* EXERCISE
Examine the entries and show every line in which the word "Wyniki" is found.

* DATA FOR THIS EXERCISE
◆ ◆ ◆ ◆ ◆

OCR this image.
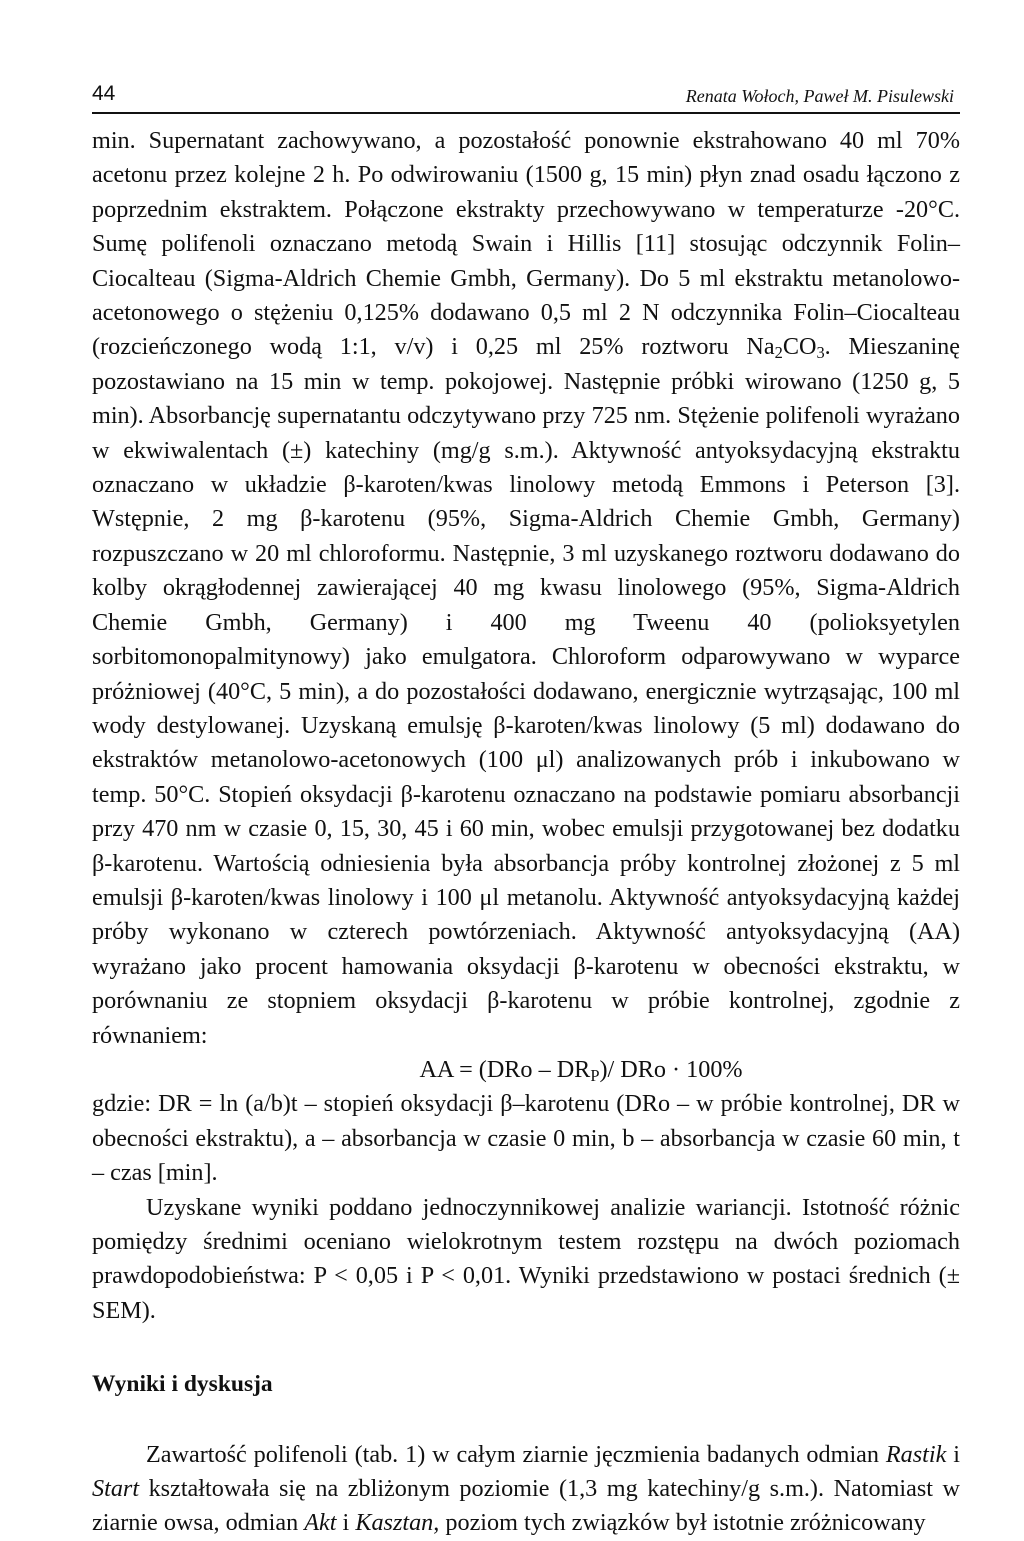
44	Renata Wołoch, Paweł M. Pisulewski

min. Supernatant zachowywano, a pozostałość ponownie ekstrahowano 40 ml 70% acetonu przez kolejne 2 h. Po odwirowaniu (1500 g, 15 min) płyn znad osadu łączono z poprzednim ekstraktem. Połączone ekstrakty przechowywano w temperaturze -20°C. Sumę polifenoli oznaczano metodą Swain i Hillis [11] stosując odczynnik Folin–Ciocalteau (Sigma-Aldrich Chemie Gmbh, Germany). Do 5 ml ekstraktu metanolowo-acetonowego o stężeniu 0,125% dodawano 0,5 ml 2 N odczynnika Folin–Ciocalteau (rozcieńczonego wodą 1:1, v/v) i 0,25 ml 25% roztworu $Na_2CO_3$. Mieszaninę pozostawiano na 15 min w temp. pokojowej. Następnie próbki wirowano (1250 g, 5 min). Absorbancję supernatantu odczytywano przy 725 nm. Stężenie polifenoli wyrażano w ekwiwalentach (±) katechiny (mg/g s.m.). Aktywność antyoksydacyjną ekstraktu oznaczano w układzie β-karoten/kwas linolowy metodą Emmons i Peterson [3]. Wstępnie, 2 mg β-karotenu (95%, Sigma-Aldrich Chemie Gmbh, Germany) rozpuszczano w 20 ml chloroformu. Następnie, 3 ml uzyskanego roztworu dodawano do kolby okrągłodennej zawierającej 40 mg kwasu linolowego (95%, Sigma-Aldrich Chemie Gmbh, Germany) i 400 mg Tweenu 40 (polioksyetylen sorbitomonopalmitynowy) jako emulgatora. Chloroform odparowywano w wyparce próżniowej (40°C, 5 min), a do pozostałości dodawano, energicznie wytrząsając, 100 ml wody destylowanej. Uzyskaną emulsję β-karoten/kwas linolowy (5 ml) dodawano do ekstraktów metanolowo-acetonowych (100 μl) analizowanych prób i inkubowano w temp. 50°C. Stopień oksydacji β-karotenu oznaczano na podstawie pomiaru absorbancji przy 470 nm w czasie 0, 15, 30, 45 i 60 min, wobec emulsji przygotowanej bez dodatku β-karotenu. Wartością odniesienia była absorbancja próby kontrolnej złożonej z 5 ml emulsji β-karoten/kwas linolowy i 100 μl metanolu. Aktywność antyoksydacyjną każdej próby wykonano w czterech powtórzeniach. Aktywność antyoksydacyjną (AA) wyrażano jako procent hamowania oksydacji β-karotenu w obecności ekstraktu, w porównaniu ze stopniem oksydacji β-karotenu w próbie kontrolnej, zgodnie z równaniem:

AA = $(DRo - DR_P)/$ DRo · 100%

gdzie: DR = ln (a/b)t – stopień oksydacji β–karotenu (DRo – w próbie kontrolnej, DR w obecności ekstraktu), a – absorbancja w czasie 0 min, b – absorbancja w czasie 60 min, t – czas [min].

Uzyskane wyniki poddano jednoczynnikowej analizie wariancji. Istotność różnic pomiędzy średnimi oceniano wielokrotnym testem rozstępu na dwóch poziomach prawdopodobieństwa: P < 0,05 i P < 0,01. Wyniki przedstawiono w postaci średnich (± SEM).

Wyniki i dyskusja

Zawartość polifenoli (tab. 1) w całym ziarnie jęczmienia badanych odmian Rastik i Start kształtowała się na zbliżonym poziomie (1,3 mg katechiny/g s.m.). Natomiast w ziarnie owsa, odmian Akt i Kasztan, poziom tych związków był istotnie zróżnicowany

◆ ◆ ◆ ◆ ◆

* FULL RESPONSE
Uzyskane wyniki poddano jednoczynnikowej analizie wariancji. Istotność różnic pomiędzy średnimi oceniano wielokrotnym testem rozstępu na dwóch poziomach prawdopodobieństwa: P < 0,05 i P < 0,01. Wyniki przedstawiono w postaci średnich (± SEM).
Wyniki i dyskusja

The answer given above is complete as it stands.